Aim – Exactly repeat the full listing that follows.

(Stored data)
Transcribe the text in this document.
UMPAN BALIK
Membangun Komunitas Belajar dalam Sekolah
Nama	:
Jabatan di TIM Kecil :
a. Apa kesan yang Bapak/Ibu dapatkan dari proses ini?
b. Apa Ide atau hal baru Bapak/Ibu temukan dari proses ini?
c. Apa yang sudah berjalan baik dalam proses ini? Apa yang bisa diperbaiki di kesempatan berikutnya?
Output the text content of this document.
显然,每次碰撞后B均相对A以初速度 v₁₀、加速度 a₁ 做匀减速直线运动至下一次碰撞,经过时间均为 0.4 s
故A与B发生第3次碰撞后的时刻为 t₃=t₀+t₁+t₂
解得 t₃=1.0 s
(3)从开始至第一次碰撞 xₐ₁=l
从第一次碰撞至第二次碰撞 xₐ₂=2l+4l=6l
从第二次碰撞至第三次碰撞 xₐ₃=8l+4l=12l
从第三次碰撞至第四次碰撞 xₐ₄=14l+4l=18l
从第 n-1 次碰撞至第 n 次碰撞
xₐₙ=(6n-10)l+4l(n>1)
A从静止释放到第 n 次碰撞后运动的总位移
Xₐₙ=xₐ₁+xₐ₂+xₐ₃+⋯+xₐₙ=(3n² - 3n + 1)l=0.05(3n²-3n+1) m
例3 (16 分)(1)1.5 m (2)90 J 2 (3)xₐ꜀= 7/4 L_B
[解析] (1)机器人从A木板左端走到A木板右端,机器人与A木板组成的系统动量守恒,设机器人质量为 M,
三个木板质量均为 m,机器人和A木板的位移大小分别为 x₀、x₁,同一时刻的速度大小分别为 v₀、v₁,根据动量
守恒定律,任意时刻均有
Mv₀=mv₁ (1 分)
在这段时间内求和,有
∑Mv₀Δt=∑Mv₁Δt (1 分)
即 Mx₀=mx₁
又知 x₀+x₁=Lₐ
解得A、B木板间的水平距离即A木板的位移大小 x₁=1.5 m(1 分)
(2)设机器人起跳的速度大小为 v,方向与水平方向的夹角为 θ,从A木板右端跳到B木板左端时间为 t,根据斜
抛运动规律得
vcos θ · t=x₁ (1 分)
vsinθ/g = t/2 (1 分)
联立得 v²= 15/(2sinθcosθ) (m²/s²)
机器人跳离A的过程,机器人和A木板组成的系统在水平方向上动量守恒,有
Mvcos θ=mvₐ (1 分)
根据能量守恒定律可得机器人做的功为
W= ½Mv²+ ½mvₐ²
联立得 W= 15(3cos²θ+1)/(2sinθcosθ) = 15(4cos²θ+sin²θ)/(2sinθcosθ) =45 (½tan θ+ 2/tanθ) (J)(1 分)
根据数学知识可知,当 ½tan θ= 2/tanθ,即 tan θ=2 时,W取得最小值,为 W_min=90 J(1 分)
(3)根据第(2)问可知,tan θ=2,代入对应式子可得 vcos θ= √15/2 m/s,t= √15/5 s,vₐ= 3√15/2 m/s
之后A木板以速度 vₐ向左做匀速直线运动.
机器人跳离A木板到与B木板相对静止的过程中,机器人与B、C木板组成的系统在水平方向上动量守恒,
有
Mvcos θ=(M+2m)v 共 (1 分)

Written answer –
Transcribe the text in this document.
UMPAN BALIK
Membangun Komunitas Belajar dalam Sekolah
Nama	:
Jabatan di TIM Kecil :
a. Apa kesan yang Bapak/Ibu dapatkan dari proses ini?
b. Apa Ide atau hal baru Bapak/Ibu temukan dari proses ini?
c. Apa yang sudah berjalan baik dalam proses ini? Apa yang bisa diperbaiki di kesempatan berikutnya?
Output the text content of this document.
显然,每次碰撞后B均相对A以初速度 v₁₀、加速度 a₁ 做匀减速直线运动至下一次碰撞,经过时间均为 0.4 s
故A与B发生第3次碰撞后的时刻为 t₃=t₀+t₁+t₂
解得 t₃=1.0 s
(3)从开始至第一次碰撞 xₐ₁=l
从第一次碰撞至第二次碰撞 xₐ₂=2l+4l=6l
从第二次碰撞至第三次碰撞 xₐ₃=8l+4l=12l
从第三次碰撞至第四次碰撞 xₐ₄=14l+4l=18l
从第 n-1 次碰撞至第 n 次碰撞
xₐₙ=(6n-10)l+4l(n>1)
A从静止释放到第 n 次碰撞后运动的总位移
Xₐₙ=xₐ₁+xₐ₂+xₐ₃+⋯+xₐₙ=(3n² - 3n + 1)l=0.05(3n²-3n+1) m
例3 (16 分)(1)1.5 m (2)90 J 2 (3)xₐ꜀= 7/4 L_B
[解析] (1)机器人从A木板左端走到A木板右端,机器人与A木板组成的系统动量守恒,设机器人质量为 M,
三个木板质量均为 m,机器人和A木板的位移大小分别为 x₀、x₁,同一时刻的速度大小分别为 v₀、v₁,根据动量
守恒定律,任意时刻均有
Mv₀=mv₁ (1 分)
在这段时间内求和,有
∑Mv₀Δt=∑Mv₁Δt (1 分)
即 Mx₀=mx₁
又知 x₀+x₁=Lₐ
解得A、B木板间的水平距离即A木板的位移大小 x₁=1.5 m(1 分)
(2)设机器人起跳的速度大小为 v,方向与水平方向的夹角为 θ,从A木板右端跳到B木板左端时间为 t,根据斜
抛运动规律得
vcos θ · t=x₁ (1 分)
vsinθ/g = t/2 (1 分)
联立得 v²= 15/(2sinθcosθ) (m²/s²)
机器人跳离A的过程,机器人和A木板组成的系统在水平方向上动量守恒,有
Mvcos θ=mvₐ (1 分)
根据能量守恒定律可得机器人做的功为
W= ½Mv²+ ½mvₐ²
联立得 W= 15(3cos²θ+1)/(2sinθcosθ) = 15(4cos²θ+sin²θ)/(2sinθcosθ) =45 (½tan θ+ 2/tanθ) (J)(1 分)
根据数学知识可知,当 ½tan θ= 2/tanθ,即 tan θ=2 时,W取得最小值,为 W_min=90 J(1 分)
(3)根据第(2)问可知,tan θ=2,代入对应式子可得 vcos θ= √15/2 m/s,t= √15/5 s,vₐ= 3√15/2 m/s
之后A木板以速度 vₐ向左做匀速直线运动.
机器人跳离A木板到与B木板相对静止的过程中,机器人与B、C木板组成的系统在水平方向上动量守恒,
有
Mvcos θ=(M+2m)v 共 (1 分)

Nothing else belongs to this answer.